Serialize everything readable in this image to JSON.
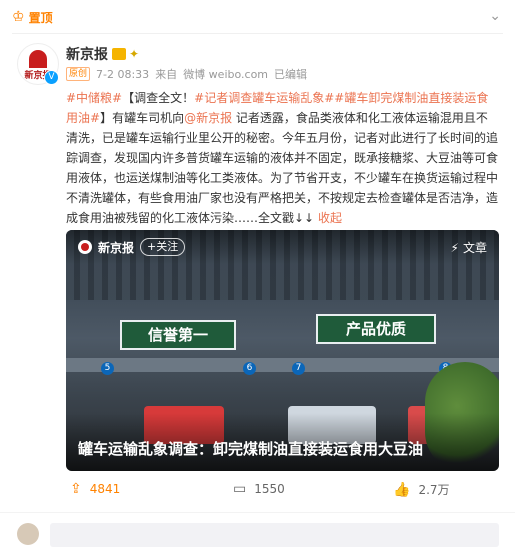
{
  "top": {
    "label": "置顶"
  },
  "author": {
    "name": "新京报",
    "avatar_text": "新京报"
  },
  "meta": {
    "tag": "原创",
    "time": "7-2 08:33",
    "source_prefix": "来自",
    "source": "微博 weibo.com",
    "edited": "已编辑"
  },
  "post": {
    "hashtag1": "#中储粮#",
    "text1": "【调查全文！",
    "hashtag2": "#记者调查罐车运输乱象#",
    "hashtag3": "#罐车卸完煤制油直接装运食用油#",
    "text2": "】有罐车司机向",
    "mention": "@新京报",
    "text3": " 记者透露，食品类液体和化工液体运输混用且不清洗，已是罐车运输行业里公开的秘密。今年五月份，记者对此进行了长时间的追踪调查，发现国内许多普货罐车运输的液体并不固定，既承接糖浆、大豆油等可食用液体，也运送煤制油等化工类液体。为了节省开支，不少罐车在换货运输过程中不清洗罐体，有些食用油厂家也没有严格把关，不按规定去检查罐体是否洁净，造成食用油被残留的化工液体污染……全文戳↓↓",
    "collapse": "收起"
  },
  "media": {
    "source_name": "新京报",
    "follow_label": "+关注",
    "article_label": "文章",
    "sign1": "信誉第一",
    "sign2": "产品优质",
    "numbers": [
      "5",
      "6",
      "7",
      "8"
    ],
    "headline": "罐车运输乱象调查：卸完煤制油直接装运食用大豆油"
  },
  "actions": {
    "reposts": "4841",
    "comments": "1550",
    "likes": "2.7万"
  },
  "colors": {
    "accent": "#ff8200",
    "link": "#eb7350",
    "badge": "#0aa0ff"
  },
  "icons": {
    "top": "crown-icon",
    "more": "chevron-down-icon",
    "verified": "verified-badge-icon",
    "repost": "repost-icon",
    "comment": "comment-icon",
    "like": "like-icon",
    "article": "lightning-icon"
  }
}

§ Challenge
Would you set down the listing exactly, omitting pictures?

§ Written solution
Serialize everything readable in this image to JSON.
{
  "top": {
    "label": "置顶"
  },
  "author": {
    "name": "新京报",
    "avatar_text": "新京报"
  },
  "meta": {
    "tag": "原创",
    "time": "7-2 08:33",
    "source_prefix": "来自",
    "source": "微博 weibo.com",
    "edited": "已编辑"
  },
  "post": {
    "hashtag1": "#中储粮#",
    "text1": "【调查全文！",
    "hashtag2": "#记者调查罐车运输乱象#",
    "hashtag3": "#罐车卸完煤制油直接装运食用油#",
    "text2": "】有罐车司机向",
    "mention": "@新京报",
    "text3": " 记者透露，食品类液体和化工液体运输混用且不清洗，已是罐车运输行业里公开的秘密。今年五月份，记者对此进行了长时间的追踪调查，发现国内许多普货罐车运输的液体并不固定，既承接糖浆、大豆油等可食用液体，也运送煤制油等化工类液体。为了节省开支，不少罐车在换货运输过程中不清洗罐体，有些食用油厂家也没有严格把关，不按规定去检查罐体是否洁净，造成食用油被残留的化工液体污染……全文戳↓↓",
    "collapse": "收起"
  },
  "media": {
    "source_name": "新京报",
    "follow_label": "+关注",
    "article_label": "文章",
    "sign1": "信誉第一",
    "sign2": "产品优质",
    "numbers": [
      "5",
      "6",
      "7",
      "8"
    ],
    "headline": "罐车运输乱象调查：卸完煤制油直接装运食用大豆油"
  },
  "actions": {
    "reposts": "4841",
    "comments": "1550",
    "likes": "2.7万"
  },
  "colors": {
    "accent": "#ff8200",
    "link": "#eb7350",
    "badge": "#0aa0ff"
  },
  "icons": {
    "top": "crown-icon",
    "more": "chevron-down-icon",
    "verified": "verified-badge-icon",
    "repost": "repost-icon",
    "comment": "comment-icon",
    "like": "like-icon",
    "article": "lightning-icon"
  }
}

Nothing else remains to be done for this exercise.